──────── Records supplied

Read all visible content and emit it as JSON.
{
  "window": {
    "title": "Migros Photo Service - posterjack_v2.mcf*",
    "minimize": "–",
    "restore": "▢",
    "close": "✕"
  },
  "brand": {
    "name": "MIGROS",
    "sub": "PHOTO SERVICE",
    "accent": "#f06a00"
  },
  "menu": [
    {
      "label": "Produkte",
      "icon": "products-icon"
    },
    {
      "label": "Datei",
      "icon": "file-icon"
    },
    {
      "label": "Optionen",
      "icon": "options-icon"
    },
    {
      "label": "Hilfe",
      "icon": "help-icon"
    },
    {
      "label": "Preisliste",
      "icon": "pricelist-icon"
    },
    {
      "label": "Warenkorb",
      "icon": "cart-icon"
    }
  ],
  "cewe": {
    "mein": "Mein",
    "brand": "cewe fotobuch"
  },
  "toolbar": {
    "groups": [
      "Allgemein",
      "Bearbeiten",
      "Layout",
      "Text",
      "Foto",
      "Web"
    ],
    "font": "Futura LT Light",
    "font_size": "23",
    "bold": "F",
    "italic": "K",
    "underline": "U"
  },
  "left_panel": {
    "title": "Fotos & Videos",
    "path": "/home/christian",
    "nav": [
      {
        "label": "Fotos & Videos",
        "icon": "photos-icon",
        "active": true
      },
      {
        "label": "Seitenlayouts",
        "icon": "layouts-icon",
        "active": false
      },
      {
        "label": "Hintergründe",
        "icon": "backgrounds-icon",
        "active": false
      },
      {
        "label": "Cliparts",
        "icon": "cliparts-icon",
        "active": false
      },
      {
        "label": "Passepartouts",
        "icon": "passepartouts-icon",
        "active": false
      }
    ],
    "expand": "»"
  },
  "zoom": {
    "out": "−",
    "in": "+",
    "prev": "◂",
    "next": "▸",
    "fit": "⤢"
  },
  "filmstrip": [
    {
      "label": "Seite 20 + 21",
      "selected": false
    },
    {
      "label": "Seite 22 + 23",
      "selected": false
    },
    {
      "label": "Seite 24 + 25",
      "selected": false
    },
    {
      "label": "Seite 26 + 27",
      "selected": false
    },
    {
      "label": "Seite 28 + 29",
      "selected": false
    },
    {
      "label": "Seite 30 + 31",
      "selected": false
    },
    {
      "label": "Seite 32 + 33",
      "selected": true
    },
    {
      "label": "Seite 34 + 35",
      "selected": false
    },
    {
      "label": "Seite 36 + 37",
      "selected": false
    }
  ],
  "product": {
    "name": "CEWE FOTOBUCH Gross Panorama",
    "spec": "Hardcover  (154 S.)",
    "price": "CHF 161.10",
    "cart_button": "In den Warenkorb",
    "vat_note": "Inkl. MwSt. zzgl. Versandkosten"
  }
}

────────────────

— Task requirements —
Repeat the records above exactly as they appear.

— Response below —
Read all visible content and emit it as JSON.
{
  "window": {
    "title": "Migros Photo Service - posterjack_v2.mcf*",
    "minimize": "–",
    "restore": "▢",
    "close": "✕"
  },
  "brand": {
    "name": "MIGROS",
    "sub": "PHOTO SERVICE",
    "accent": "#f06a00"
  },
  "menu": [
    {
      "label": "Produkte",
      "icon": "products-icon"
    },
    {
      "label": "Datei",
      "icon": "file-icon"
    },
    {
      "label": "Optionen",
      "icon": "options-icon"
    },
    {
      "label": "Hilfe",
      "icon": "help-icon"
    },
    {
      "label": "Preisliste",
      "icon": "pricelist-icon"
    },
    {
      "label": "Warenkorb",
      "icon": "cart-icon"
    }
  ],
  "cewe": {
    "mein": "Mein",
    "brand": "cewe fotobuch"
  },
  "toolbar": {
    "groups": [
      "Allgemein",
      "Bearbeiten",
      "Layout",
      "Text",
      "Foto",
      "Web"
    ],
    "font": "Futura LT Light",
    "font_size": "23",
    "bold": "F",
    "italic": "K",
    "underline": "U"
  },
  "left_panel": {
    "title": "Fotos & Videos",
    "path": "/home/christian",
    "nav": [
      {
        "label": "Fotos & Videos",
        "icon": "photos-icon",
        "active": true
      },
      {
        "label": "Seitenlayouts",
        "icon": "layouts-icon",
        "active": false
      },
      {
        "label": "Hintergründe",
        "icon": "backgrounds-icon",
        "active": false
      },
      {
        "label": "Cliparts",
        "icon": "cliparts-icon",
        "active": false
      },
      {
        "label": "Passepartouts",
        "icon": "passepartouts-icon",
        "active": false
      }
    ],
    "expand": "»"
  },
  "zoom": {
    "out": "−",
    "in": "+",
    "prev": "◂",
    "next": "▸",
    "fit": "⤢"
  },
  "filmstrip": [
    {
      "label": "Seite 20 + 21",
      "selected": false
    },
    {
      "label": "Seite 22 + 23",
      "selected": false
    },
    {
      "label": "Seite 24 + 25",
      "selected": false
    },
    {
      "label": "Seite 26 + 27",
      "selected": false
    },
    {
      "label": "Seite 28 + 29",
      "selected": false
    },
    {
      "label": "Seite 30 + 31",
      "selected": false
    },
    {
      "label": "Seite 32 + 33",
      "selected": true
    },
    {
      "label": "Seite 34 + 35",
      "selected": false
    },
    {
      "label": "Seite 36 + 37",
      "selected": false
    }
  ],
  "product": {
    "name": "CEWE FOTOBUCH Gross Panorama",
    "spec": "Hardcover  (154 S.)",
    "price": "CHF 161.10",
    "cart_button": "In den Warenkorb",
    "vat_note": "Inkl. MwSt. zzgl. Versandkosten"
  }
}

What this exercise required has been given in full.